Entries taken from a collection:
..........

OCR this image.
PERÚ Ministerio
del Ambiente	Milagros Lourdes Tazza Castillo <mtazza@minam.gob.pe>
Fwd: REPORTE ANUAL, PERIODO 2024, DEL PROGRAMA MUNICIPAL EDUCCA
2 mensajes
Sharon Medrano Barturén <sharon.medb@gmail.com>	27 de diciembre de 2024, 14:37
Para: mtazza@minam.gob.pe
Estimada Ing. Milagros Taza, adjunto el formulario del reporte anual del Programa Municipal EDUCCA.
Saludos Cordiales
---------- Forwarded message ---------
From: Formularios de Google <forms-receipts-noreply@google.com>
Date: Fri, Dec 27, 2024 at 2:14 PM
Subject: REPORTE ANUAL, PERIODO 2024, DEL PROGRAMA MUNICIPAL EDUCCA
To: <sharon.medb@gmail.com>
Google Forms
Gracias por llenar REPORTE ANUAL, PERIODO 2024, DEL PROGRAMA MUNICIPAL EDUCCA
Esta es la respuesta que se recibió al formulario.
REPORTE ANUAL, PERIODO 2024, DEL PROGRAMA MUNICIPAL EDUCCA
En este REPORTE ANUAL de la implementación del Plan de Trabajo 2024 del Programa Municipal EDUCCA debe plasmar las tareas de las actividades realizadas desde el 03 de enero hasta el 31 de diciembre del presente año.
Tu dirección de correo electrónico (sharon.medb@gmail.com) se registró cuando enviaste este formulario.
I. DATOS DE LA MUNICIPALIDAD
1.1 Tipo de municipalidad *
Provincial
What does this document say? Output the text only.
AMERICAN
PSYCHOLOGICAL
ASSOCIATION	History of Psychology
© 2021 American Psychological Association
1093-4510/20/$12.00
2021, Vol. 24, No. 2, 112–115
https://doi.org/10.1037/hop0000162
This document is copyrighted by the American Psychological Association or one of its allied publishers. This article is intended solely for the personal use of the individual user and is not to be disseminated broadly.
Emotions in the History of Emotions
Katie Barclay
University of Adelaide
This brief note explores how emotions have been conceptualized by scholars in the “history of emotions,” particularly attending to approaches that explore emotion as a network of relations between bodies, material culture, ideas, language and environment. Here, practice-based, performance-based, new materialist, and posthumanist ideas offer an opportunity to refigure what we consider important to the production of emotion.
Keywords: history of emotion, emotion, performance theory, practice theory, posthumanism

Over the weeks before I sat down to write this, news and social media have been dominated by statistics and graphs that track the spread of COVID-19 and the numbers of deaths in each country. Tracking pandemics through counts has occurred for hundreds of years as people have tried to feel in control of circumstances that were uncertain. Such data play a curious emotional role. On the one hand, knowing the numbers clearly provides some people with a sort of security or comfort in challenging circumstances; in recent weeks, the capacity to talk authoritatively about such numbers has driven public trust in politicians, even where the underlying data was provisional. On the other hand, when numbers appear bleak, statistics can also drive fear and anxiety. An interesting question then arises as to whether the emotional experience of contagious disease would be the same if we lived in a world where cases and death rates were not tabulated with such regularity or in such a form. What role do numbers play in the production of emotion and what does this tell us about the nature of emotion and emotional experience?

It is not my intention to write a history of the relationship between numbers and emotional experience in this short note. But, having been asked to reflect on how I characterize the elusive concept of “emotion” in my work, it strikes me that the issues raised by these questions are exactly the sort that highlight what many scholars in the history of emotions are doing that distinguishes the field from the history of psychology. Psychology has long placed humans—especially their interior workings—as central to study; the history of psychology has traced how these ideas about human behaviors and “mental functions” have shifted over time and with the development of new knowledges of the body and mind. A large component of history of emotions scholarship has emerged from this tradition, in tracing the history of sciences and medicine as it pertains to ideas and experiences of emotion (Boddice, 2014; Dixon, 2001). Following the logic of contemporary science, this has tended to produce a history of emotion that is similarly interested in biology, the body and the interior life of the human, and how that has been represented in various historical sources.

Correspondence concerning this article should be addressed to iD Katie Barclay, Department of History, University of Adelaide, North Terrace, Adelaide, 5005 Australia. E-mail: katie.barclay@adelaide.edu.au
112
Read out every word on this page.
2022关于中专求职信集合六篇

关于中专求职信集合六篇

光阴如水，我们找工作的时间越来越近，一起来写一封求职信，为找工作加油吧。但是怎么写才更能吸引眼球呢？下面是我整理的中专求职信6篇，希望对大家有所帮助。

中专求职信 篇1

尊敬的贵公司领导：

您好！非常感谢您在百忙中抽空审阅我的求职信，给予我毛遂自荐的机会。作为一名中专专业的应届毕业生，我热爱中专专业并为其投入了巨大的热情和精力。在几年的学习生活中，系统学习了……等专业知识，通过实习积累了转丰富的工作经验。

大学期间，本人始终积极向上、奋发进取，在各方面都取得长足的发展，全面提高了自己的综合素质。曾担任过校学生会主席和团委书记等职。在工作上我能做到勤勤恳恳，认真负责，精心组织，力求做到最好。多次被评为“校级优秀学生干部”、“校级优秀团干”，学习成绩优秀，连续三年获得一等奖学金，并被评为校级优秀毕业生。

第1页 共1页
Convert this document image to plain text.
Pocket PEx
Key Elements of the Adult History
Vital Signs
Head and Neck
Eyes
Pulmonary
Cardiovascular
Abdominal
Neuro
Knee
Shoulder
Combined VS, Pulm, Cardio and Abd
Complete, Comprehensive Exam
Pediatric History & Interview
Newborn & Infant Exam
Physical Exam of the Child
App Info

..........

Given problem: Output all preceding records character for character.

Solution to the problem:
OCR this image.
PERÚ Ministerio
del Ambiente	Milagros Lourdes Tazza Castillo <mtazza@minam.gob.pe>
Fwd: REPORTE ANUAL, PERIODO 2024, DEL PROGRAMA MUNICIPAL EDUCCA
2 mensajes
Sharon Medrano Barturén <sharon.medb@gmail.com>	27 de diciembre de 2024, 14:37
Para: mtazza@minam.gob.pe
Estimada Ing. Milagros Taza, adjunto el formulario del reporte anual del Programa Municipal EDUCCA.
Saludos Cordiales
---------- Forwarded message ---------
From: Formularios de Google <forms-receipts-noreply@google.com>
Date: Fri, Dec 27, 2024 at 2:14 PM
Subject: REPORTE ANUAL, PERIODO 2024, DEL PROGRAMA MUNICIPAL EDUCCA
To: <sharon.medb@gmail.com>
Google Forms
Gracias por llenar REPORTE ANUAL, PERIODO 2024, DEL PROGRAMA MUNICIPAL EDUCCA
Esta es la respuesta que se recibió al formulario.
REPORTE ANUAL, PERIODO 2024, DEL PROGRAMA MUNICIPAL EDUCCA
En este REPORTE ANUAL de la implementación del Plan de Trabajo 2024 del Programa Municipal EDUCCA debe plasmar las tareas de las actividades realizadas desde el 03 de enero hasta el 31 de diciembre del presente año.
Tu dirección de correo electrónico (sharon.medb@gmail.com) se registró cuando enviaste este formulario.
I. DATOS DE LA MUNICIPALIDAD
1.1 Tipo de municipalidad *
Provincial
What does this document say? Output the text only.
AMERICAN
PSYCHOLOGICAL
ASSOCIATION	History of Psychology
© 2021 American Psychological Association
1093-4510/20/$12.00
2021, Vol. 24, No. 2, 112–115
https://doi.org/10.1037/hop0000162
This document is copyrighted by the American Psychological Association or one of its allied publishers. This article is intended solely for the personal use of the individual user and is not to be disseminated broadly.
Emotions in the History of Emotions
Katie Barclay
University of Adelaide
This brief note explores how emotions have been conceptualized by scholars in the “history of emotions,” particularly attending to approaches that explore emotion as a network of relations between bodies, material culture, ideas, language and environment. Here, practice-based, performance-based, new materialist, and posthumanist ideas offer an opportunity to refigure what we consider important to the production of emotion.
Keywords: history of emotion, emotion, performance theory, practice theory, posthumanism

Over the weeks before I sat down to write this, news and social media have been dominated by statistics and graphs that track the spread of COVID-19 and the numbers of deaths in each country. Tracking pandemics through counts has occurred for hundreds of years as people have tried to feel in control of circumstances that were uncertain. Such data play a curious emotional role. On the one hand, knowing the numbers clearly provides some people with a sort of security or comfort in challenging circumstances; in recent weeks, the capacity to talk authoritatively about such numbers has driven public trust in politicians, even where the underlying data was provisional. On the other hand, when numbers appear bleak, statistics can also drive fear and anxiety. An interesting question then arises as to whether the emotional experience of contagious disease would be the same if we lived in a world where cases and death rates were not tabulated with such regularity or in such a form. What role do numbers play in the production of emotion and what does this tell us about the nature of emotion and emotional experience?

It is not my intention to write a history of the relationship between numbers and emotional experience in this short note. But, having been asked to reflect on how I characterize the elusive concept of “emotion” in my work, it strikes me that the issues raised by these questions are exactly the sort that highlight what many scholars in the history of emotions are doing that distinguishes the field from the history of psychology. Psychology has long placed humans—especially their interior workings—as central to study; the history of psychology has traced how these ideas about human behaviors and “mental functions” have shifted over time and with the development of new knowledges of the body and mind. A large component of history of emotions scholarship has emerged from this tradition, in tracing the history of sciences and medicine as it pertains to ideas and experiences of emotion (Boddice, 2014; Dixon, 2001). Following the logic of contemporary science, this has tended to produce a history of emotion that is similarly interested in biology, the body and the interior life of the human, and how that has been represented in various historical sources.

Correspondence concerning this article should be addressed to iD Katie Barclay, Department of History, University of Adelaide, North Terrace, Adelaide, 5005 Australia. E-mail: katie.barclay@adelaide.edu.au
112
Read out every word on this page.
2022关于中专求职信集合六篇

关于中专求职信集合六篇

光阴如水，我们找工作的时间越来越近，一起来写一封求职信，为找工作加油吧。但是怎么写才更能吸引眼球呢？下面是我整理的中专求职信6篇，希望对大家有所帮助。

中专求职信 篇1

尊敬的贵公司领导：

您好！非常感谢您在百忙中抽空审阅我的求职信，给予我毛遂自荐的机会。作为一名中专专业的应届毕业生，我热爱中专专业并为其投入了巨大的热情和精力。在几年的学习生活中，系统学习了……等专业知识，通过实习积累了转丰富的工作经验。

大学期间，本人始终积极向上、奋发进取，在各方面都取得长足的发展，全面提高了自己的综合素质。曾担任过校学生会主席和团委书记等职。在工作上我能做到勤勤恳恳，认真负责，精心组织，力求做到最好。多次被评为“校级优秀学生干部”、“校级优秀团干”，学习成绩优秀，连续三年获得一等奖学金，并被评为校级优秀毕业生。

第1页 共1页
Convert this document image to plain text.
Pocket PEx
Key Elements of the Adult History
Vital Signs
Head and Neck
Eyes
Pulmonary
Cardiovascular
Abdominal
Neuro
Knee
Shoulder
Combined VS, Pulm, Cardio and Abd
Complete, Comprehensive Exam
Pediatric History & Interview
Newborn & Infant Exam
Physical Exam of the Child
App Info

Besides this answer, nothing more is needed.